AIM:
Repeat the entire listing exactly.

PROVIDED RECORDS:

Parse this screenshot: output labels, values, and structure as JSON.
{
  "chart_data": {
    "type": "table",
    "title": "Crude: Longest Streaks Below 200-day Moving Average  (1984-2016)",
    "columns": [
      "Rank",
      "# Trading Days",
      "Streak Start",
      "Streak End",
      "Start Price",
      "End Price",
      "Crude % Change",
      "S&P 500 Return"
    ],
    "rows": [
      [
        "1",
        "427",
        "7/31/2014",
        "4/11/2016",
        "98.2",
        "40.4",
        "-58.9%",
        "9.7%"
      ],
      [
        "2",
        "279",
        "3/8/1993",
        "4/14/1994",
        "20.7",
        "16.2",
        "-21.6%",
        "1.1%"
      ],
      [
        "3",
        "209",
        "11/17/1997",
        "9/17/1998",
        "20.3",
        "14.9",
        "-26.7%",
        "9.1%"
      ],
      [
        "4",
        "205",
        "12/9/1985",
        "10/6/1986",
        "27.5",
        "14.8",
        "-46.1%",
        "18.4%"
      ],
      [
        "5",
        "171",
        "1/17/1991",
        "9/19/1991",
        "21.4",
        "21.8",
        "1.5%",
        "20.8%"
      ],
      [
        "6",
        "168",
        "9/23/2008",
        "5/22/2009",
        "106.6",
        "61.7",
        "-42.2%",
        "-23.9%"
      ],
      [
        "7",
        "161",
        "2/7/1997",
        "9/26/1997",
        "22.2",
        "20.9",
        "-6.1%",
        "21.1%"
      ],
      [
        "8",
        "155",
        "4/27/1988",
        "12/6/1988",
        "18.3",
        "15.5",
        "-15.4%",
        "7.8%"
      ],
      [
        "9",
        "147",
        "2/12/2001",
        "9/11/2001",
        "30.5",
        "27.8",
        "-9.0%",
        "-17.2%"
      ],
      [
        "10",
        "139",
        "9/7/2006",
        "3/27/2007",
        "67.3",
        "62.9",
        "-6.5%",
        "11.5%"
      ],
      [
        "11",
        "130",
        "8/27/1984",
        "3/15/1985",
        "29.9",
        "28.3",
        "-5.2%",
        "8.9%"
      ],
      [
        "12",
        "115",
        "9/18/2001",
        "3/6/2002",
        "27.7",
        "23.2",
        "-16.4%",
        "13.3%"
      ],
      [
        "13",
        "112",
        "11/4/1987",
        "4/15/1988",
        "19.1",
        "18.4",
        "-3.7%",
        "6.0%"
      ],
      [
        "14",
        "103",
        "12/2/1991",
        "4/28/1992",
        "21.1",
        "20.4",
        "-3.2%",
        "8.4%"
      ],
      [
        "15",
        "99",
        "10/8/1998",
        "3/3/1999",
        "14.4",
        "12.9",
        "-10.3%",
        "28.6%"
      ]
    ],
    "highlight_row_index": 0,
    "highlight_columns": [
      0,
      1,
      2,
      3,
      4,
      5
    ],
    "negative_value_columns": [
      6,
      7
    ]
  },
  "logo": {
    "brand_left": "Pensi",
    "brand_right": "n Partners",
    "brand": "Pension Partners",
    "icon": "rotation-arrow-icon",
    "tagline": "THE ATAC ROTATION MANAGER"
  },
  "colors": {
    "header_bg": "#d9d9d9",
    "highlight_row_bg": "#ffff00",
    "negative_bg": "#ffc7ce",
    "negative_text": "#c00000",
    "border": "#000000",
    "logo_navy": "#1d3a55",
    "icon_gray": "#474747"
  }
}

ANSWER TO THIS TASK:
Parse this screenshot: output labels, values, and structure as JSON.
{
  "chart_data": {
    "type": "table",
    "title": "Crude: Longest Streaks Below 200-day Moving Average  (1984-2016)",
    "columns": [
      "Rank",
      "# Trading Days",
      "Streak Start",
      "Streak End",
      "Start Price",
      "End Price",
      "Crude % Change",
      "S&P 500 Return"
    ],
    "rows": [
      [
        "1",
        "427",
        "7/31/2014",
        "4/11/2016",
        "98.2",
        "40.4",
        "-58.9%",
        "9.7%"
      ],
      [
        "2",
        "279",
        "3/8/1993",
        "4/14/1994",
        "20.7",
        "16.2",
        "-21.6%",
        "1.1%"
      ],
      [
        "3",
        "209",
        "11/17/1997",
        "9/17/1998",
        "20.3",
        "14.9",
        "-26.7%",
        "9.1%"
      ],
      [
        "4",
        "205",
        "12/9/1985",
        "10/6/1986",
        "27.5",
        "14.8",
        "-46.1%",
        "18.4%"
      ],
      [
        "5",
        "171",
        "1/17/1991",
        "9/19/1991",
        "21.4",
        "21.8",
        "1.5%",
        "20.8%"
      ],
      [
        "6",
        "168",
        "9/23/2008",
        "5/22/2009",
        "106.6",
        "61.7",
        "-42.2%",
        "-23.9%"
      ],
      [
        "7",
        "161",
        "2/7/1997",
        "9/26/1997",
        "22.2",
        "20.9",
        "-6.1%",
        "21.1%"
      ],
      [
        "8",
        "155",
        "4/27/1988",
        "12/6/1988",
        "18.3",
        "15.5",
        "-15.4%",
        "7.8%"
      ],
      [
        "9",
        "147",
        "2/12/2001",
        "9/11/2001",
        "30.5",
        "27.8",
        "-9.0%",
        "-17.2%"
      ],
      [
        "10",
        "139",
        "9/7/2006",
        "3/27/2007",
        "67.3",
        "62.9",
        "-6.5%",
        "11.5%"
      ],
      [
        "11",
        "130",
        "8/27/1984",
        "3/15/1985",
        "29.9",
        "28.3",
        "-5.2%",
        "8.9%"
      ],
      [
        "12",
        "115",
        "9/18/2001",
        "3/6/2002",
        "27.7",
        "23.2",
        "-16.4%",
        "13.3%"
      ],
      [
        "13",
        "112",
        "11/4/1987",
        "4/15/1988",
        "19.1",
        "18.4",
        "-3.7%",
        "6.0%"
      ],
      [
        "14",
        "103",
        "12/2/1991",
        "4/28/1992",
        "21.1",
        "20.4",
        "-3.2%",
        "8.4%"
      ],
      [
        "15",
        "99",
        "10/8/1998",
        "3/3/1999",
        "14.4",
        "12.9",
        "-10.3%",
        "28.6%"
      ]
    ],
    "highlight_row_index": 0,
    "highlight_columns": [
      0,
      1,
      2,
      3,
      4,
      5
    ],
    "negative_value_columns": [
      6,
      7
    ]
  },
  "logo": {
    "brand_left": "Pensi",
    "brand_right": "n Partners",
    "brand": "Pension Partners",
    "icon": "rotation-arrow-icon",
    "tagline": "THE ATAC ROTATION MANAGER"
  },
  "colors": {
    "header_bg": "#d9d9d9",
    "highlight_row_bg": "#ffff00",
    "negative_bg": "#ffc7ce",
    "negative_text": "#c00000",
    "border": "#000000",
    "logo_navy": "#1d3a55",
    "icon_gray": "#474747"
  }
}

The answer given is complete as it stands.